# STATED EXERCISE:
Would you restate all the data that follows, word for word?

______

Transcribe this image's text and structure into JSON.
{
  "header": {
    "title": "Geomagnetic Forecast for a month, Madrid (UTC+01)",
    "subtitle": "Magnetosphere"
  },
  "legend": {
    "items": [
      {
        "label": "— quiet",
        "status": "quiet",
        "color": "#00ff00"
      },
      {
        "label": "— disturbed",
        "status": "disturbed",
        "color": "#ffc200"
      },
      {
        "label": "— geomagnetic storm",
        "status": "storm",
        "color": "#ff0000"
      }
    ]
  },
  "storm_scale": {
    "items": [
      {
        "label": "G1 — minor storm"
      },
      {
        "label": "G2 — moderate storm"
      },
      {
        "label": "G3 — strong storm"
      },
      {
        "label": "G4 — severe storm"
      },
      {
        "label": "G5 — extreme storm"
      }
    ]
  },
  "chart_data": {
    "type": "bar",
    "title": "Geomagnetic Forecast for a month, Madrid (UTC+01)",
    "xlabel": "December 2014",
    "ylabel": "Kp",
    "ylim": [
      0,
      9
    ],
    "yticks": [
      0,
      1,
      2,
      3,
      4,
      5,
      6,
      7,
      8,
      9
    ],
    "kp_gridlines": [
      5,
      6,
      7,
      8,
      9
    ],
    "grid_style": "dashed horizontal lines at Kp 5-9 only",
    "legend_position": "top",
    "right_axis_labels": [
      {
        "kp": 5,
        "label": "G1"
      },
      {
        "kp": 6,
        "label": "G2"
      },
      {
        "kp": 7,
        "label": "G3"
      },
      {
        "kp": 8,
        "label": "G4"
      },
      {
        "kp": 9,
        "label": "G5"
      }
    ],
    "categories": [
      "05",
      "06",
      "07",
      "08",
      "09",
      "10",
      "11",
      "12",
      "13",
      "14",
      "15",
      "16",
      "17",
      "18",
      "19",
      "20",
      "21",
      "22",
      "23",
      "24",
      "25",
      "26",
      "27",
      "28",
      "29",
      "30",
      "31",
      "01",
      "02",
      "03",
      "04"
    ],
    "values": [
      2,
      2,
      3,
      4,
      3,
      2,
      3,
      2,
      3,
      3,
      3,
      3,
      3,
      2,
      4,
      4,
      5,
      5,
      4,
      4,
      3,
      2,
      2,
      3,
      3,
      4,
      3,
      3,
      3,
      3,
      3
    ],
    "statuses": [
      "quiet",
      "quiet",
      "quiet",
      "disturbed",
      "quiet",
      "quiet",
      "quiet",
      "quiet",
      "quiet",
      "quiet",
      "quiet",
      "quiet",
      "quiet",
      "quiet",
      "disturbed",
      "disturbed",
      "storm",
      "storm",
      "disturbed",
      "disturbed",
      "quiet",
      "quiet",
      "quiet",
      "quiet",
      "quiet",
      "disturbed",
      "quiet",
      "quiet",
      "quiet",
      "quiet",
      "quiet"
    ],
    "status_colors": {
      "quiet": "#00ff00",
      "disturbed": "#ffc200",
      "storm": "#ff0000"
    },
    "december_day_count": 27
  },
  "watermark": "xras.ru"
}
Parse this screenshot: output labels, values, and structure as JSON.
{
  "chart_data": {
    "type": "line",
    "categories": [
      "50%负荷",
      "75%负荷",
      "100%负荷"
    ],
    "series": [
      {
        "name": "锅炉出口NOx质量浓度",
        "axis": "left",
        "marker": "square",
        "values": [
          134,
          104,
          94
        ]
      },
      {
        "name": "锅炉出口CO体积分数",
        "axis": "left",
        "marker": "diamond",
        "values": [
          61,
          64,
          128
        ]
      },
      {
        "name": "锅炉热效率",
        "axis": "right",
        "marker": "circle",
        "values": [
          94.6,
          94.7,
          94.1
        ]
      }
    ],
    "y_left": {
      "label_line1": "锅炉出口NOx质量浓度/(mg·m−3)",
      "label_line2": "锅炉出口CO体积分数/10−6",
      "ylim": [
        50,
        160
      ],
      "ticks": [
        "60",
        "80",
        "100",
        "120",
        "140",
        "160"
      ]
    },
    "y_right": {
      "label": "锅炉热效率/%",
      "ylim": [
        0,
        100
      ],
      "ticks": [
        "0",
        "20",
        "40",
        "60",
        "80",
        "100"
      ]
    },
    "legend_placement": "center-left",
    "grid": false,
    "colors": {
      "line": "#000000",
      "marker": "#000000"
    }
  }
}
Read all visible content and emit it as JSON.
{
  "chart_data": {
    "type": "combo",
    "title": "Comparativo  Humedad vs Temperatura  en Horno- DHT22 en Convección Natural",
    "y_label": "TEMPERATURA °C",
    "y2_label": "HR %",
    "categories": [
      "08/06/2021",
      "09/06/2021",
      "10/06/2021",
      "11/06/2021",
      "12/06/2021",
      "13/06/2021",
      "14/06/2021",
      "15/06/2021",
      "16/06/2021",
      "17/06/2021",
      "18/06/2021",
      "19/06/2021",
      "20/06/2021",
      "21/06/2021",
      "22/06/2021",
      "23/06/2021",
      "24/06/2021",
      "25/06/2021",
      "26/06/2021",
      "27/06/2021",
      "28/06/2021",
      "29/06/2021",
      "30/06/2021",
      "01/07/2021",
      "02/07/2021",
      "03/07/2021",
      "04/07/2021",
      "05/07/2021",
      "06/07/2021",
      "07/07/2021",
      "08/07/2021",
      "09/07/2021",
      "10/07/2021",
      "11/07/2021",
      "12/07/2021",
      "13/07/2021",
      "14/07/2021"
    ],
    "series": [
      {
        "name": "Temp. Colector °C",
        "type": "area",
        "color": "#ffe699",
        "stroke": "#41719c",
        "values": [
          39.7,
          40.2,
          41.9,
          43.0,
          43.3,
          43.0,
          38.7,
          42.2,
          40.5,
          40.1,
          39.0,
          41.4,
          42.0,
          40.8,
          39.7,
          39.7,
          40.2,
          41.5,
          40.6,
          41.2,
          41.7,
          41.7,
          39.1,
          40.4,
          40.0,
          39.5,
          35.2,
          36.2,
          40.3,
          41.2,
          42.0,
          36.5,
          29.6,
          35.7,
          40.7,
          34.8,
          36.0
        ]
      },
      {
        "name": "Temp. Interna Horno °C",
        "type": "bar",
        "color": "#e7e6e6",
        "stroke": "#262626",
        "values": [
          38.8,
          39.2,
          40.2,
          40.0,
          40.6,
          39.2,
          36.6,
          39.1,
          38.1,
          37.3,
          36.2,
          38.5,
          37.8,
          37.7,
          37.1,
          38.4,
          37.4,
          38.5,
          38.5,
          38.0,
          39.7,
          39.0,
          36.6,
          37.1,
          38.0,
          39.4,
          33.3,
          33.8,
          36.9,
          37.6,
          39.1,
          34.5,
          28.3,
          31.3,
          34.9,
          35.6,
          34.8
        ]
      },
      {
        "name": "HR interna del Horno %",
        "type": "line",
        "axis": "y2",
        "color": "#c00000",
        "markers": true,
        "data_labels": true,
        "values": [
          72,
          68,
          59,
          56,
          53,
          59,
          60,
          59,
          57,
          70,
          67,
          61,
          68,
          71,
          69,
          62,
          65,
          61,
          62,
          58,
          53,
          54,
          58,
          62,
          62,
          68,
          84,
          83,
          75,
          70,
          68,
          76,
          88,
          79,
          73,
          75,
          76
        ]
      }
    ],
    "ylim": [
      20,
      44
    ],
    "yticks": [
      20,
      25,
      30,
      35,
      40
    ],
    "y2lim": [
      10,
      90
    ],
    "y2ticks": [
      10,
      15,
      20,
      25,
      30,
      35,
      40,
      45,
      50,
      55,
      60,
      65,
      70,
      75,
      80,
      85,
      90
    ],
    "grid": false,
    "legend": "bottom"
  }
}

______

# EXERCISE RESPONSE:
Transcribe this image's text and structure into JSON.
{
  "header": {
    "title": "Geomagnetic Forecast for a month, Madrid (UTC+01)",
    "subtitle": "Magnetosphere"
  },
  "legend": {
    "items": [
      {
        "label": "— quiet",
        "status": "quiet",
        "color": "#00ff00"
      },
      {
        "label": "— disturbed",
        "status": "disturbed",
        "color": "#ffc200"
      },
      {
        "label": "— geomagnetic storm",
        "status": "storm",
        "color": "#ff0000"
      }
    ]
  },
  "storm_scale": {
    "items": [
      {
        "label": "G1 — minor storm"
      },
      {
        "label": "G2 — moderate storm"
      },
      {
        "label": "G3 — strong storm"
      },
      {
        "label": "G4 — severe storm"
      },
      {
        "label": "G5 — extreme storm"
      }
    ]
  },
  "chart_data": {
    "type": "bar",
    "title": "Geomagnetic Forecast for a month, Madrid (UTC+01)",
    "xlabel": "December 2014",
    "ylabel": "Kp",
    "ylim": [
      0,
      9
    ],
    "yticks": [
      0,
      1,
      2,
      3,
      4,
      5,
      6,
      7,
      8,
      9
    ],
    "kp_gridlines": [
      5,
      6,
      7,
      8,
      9
    ],
    "grid_style": "dashed horizontal lines at Kp 5-9 only",
    "legend_position": "top",
    "right_axis_labels": [
      {
        "kp": 5,
        "label": "G1"
      },
      {
        "kp": 6,
        "label": "G2"
      },
      {
        "kp": 7,
        "label": "G3"
      },
      {
        "kp": 8,
        "label": "G4"
      },
      {
        "kp": 9,
        "label": "G5"
      }
    ],
    "categories": [
      "05",
      "06",
      "07",
      "08",
      "09",
      "10",
      "11",
      "12",
      "13",
      "14",
      "15",
      "16",
      "17",
      "18",
      "19",
      "20",
      "21",
      "22",
      "23",
      "24",
      "25",
      "26",
      "27",
      "28",
      "29",
      "30",
      "31",
      "01",
      "02",
      "03",
      "04"
    ],
    "values": [
      2,
      2,
      3,
      4,
      3,
      2,
      3,
      2,
      3,
      3,
      3,
      3,
      3,
      2,
      4,
      4,
      5,
      5,
      4,
      4,
      3,
      2,
      2,
      3,
      3,
      4,
      3,
      3,
      3,
      3,
      3
    ],
    "statuses": [
      "quiet",
      "quiet",
      "quiet",
      "disturbed",
      "quiet",
      "quiet",
      "quiet",
      "quiet",
      "quiet",
      "quiet",
      "quiet",
      "quiet",
      "quiet",
      "quiet",
      "disturbed",
      "disturbed",
      "storm",
      "storm",
      "disturbed",
      "disturbed",
      "quiet",
      "quiet",
      "quiet",
      "quiet",
      "quiet",
      "disturbed",
      "quiet",
      "quiet",
      "quiet",
      "quiet",
      "quiet"
    ],
    "status_colors": {
      "quiet": "#00ff00",
      "disturbed": "#ffc200",
      "storm": "#ff0000"
    },
    "december_day_count": 27
  },
  "watermark": "xras.ru"
}
Parse this screenshot: output labels, values, and structure as JSON.
{
  "chart_data": {
    "type": "line",
    "categories": [
      "50%负荷",
      "75%负荷",
      "100%负荷"
    ],
    "series": [
      {
        "name": "锅炉出口NOx质量浓度",
        "axis": "left",
        "marker": "square",
        "values": [
          134,
          104,
          94
        ]
      },
      {
        "name": "锅炉出口CO体积分数",
        "axis": "left",
        "marker": "diamond",
        "values": [
          61,
          64,
          128
        ]
      },
      {
        "name": "锅炉热效率",
        "axis": "right",
        "marker": "circle",
        "values": [
          94.6,
          94.7,
          94.1
        ]
      }
    ],
    "y_left": {
      "label_line1": "锅炉出口NOx质量浓度/(mg·m−3)",
      "label_line2": "锅炉出口CO体积分数/10−6",
      "ylim": [
        50,
        160
      ],
      "ticks": [
        "60",
        "80",
        "100",
        "120",
        "140",
        "160"
      ]
    },
    "y_right": {
      "label": "锅炉热效率/%",
      "ylim": [
        0,
        100
      ],
      "ticks": [
        "0",
        "20",
        "40",
        "60",
        "80",
        "100"
      ]
    },
    "legend_placement": "center-left",
    "grid": false,
    "colors": {
      "line": "#000000",
      "marker": "#000000"
    }
  }
}
Read all visible content and emit it as JSON.
{
  "chart_data": {
    "type": "combo",
    "title": "Comparativo  Humedad vs Temperatura  en Horno- DHT22 en Convección Natural",
    "y_label": "TEMPERATURA °C",
    "y2_label": "HR %",
    "categories": [
      "08/06/2021",
      "09/06/2021",
      "10/06/2021",
      "11/06/2021",
      "12/06/2021",
      "13/06/2021",
      "14/06/2021",
      "15/06/2021",
      "16/06/2021",
      "17/06/2021",
      "18/06/2021",
      "19/06/2021",
      "20/06/2021",
      "21/06/2021",
      "22/06/2021",
      "23/06/2021",
      "24/06/2021",
      "25/06/2021",
      "26/06/2021",
      "27/06/2021",
      "28/06/2021",
      "29/06/2021",
      "30/06/2021",
      "01/07/2021",
      "02/07/2021",
      "03/07/2021",
      "04/07/2021",
      "05/07/2021",
      "06/07/2021",
      "07/07/2021",
      "08/07/2021",
      "09/07/2021",
      "10/07/2021",
      "11/07/2021",
      "12/07/2021",
      "13/07/2021",
      "14/07/2021"
    ],
    "series": [
      {
        "name": "Temp. Colector °C",
        "type": "area",
        "color": "#ffe699",
        "stroke": "#41719c",
        "values": [
          39.7,
          40.2,
          41.9,
          43.0,
          43.3,
          43.0,
          38.7,
          42.2,
          40.5,
          40.1,
          39.0,
          41.4,
          42.0,
          40.8,
          39.7,
          39.7,
          40.2,
          41.5,
          40.6,
          41.2,
          41.7,
          41.7,
          39.1,
          40.4,
          40.0,
          39.5,
          35.2,
          36.2,
          40.3,
          41.2,
          42.0,
          36.5,
          29.6,
          35.7,
          40.7,
          34.8,
          36.0
        ]
      },
      {
        "name": "Temp. Interna Horno °C",
        "type": "bar",
        "color": "#e7e6e6",
        "stroke": "#262626",
        "values": [
          38.8,
          39.2,
          40.2,
          40.0,
          40.6,
          39.2,
          36.6,
          39.1,
          38.1,
          37.3,
          36.2,
          38.5,
          37.8,
          37.7,
          37.1,
          38.4,
          37.4,
          38.5,
          38.5,
          38.0,
          39.7,
          39.0,
          36.6,
          37.1,
          38.0,
          39.4,
          33.3,
          33.8,
          36.9,
          37.6,
          39.1,
          34.5,
          28.3,
          31.3,
          34.9,
          35.6,
          34.8
        ]
      },
      {
        "name": "HR interna del Horno %",
        "type": "line",
        "axis": "y2",
        "color": "#c00000",
        "markers": true,
        "data_labels": true,
        "values": [
          72,
          68,
          59,
          56,
          53,
          59,
          60,
          59,
          57,
          70,
          67,
          61,
          68,
          71,
          69,
          62,
          65,
          61,
          62,
          58,
          53,
          54,
          58,
          62,
          62,
          68,
          84,
          83,
          75,
          70,
          68,
          76,
          88,
          79,
          73,
          75,
          76
        ]
      }
    ],
    "ylim": [
      20,
      44
    ],
    "yticks": [
      20,
      25,
      30,
      35,
      40
    ],
    "y2lim": [
      10,
      90
    ],
    "y2ticks": [
      10,
      15,
      20,
      25,
      30,
      35,
      40,
      45,
      50,
      55,
      60,
      65,
      70,
      75,
      80,
      85,
      90
    ],
    "grid": false,
    "legend": "bottom"
  }
}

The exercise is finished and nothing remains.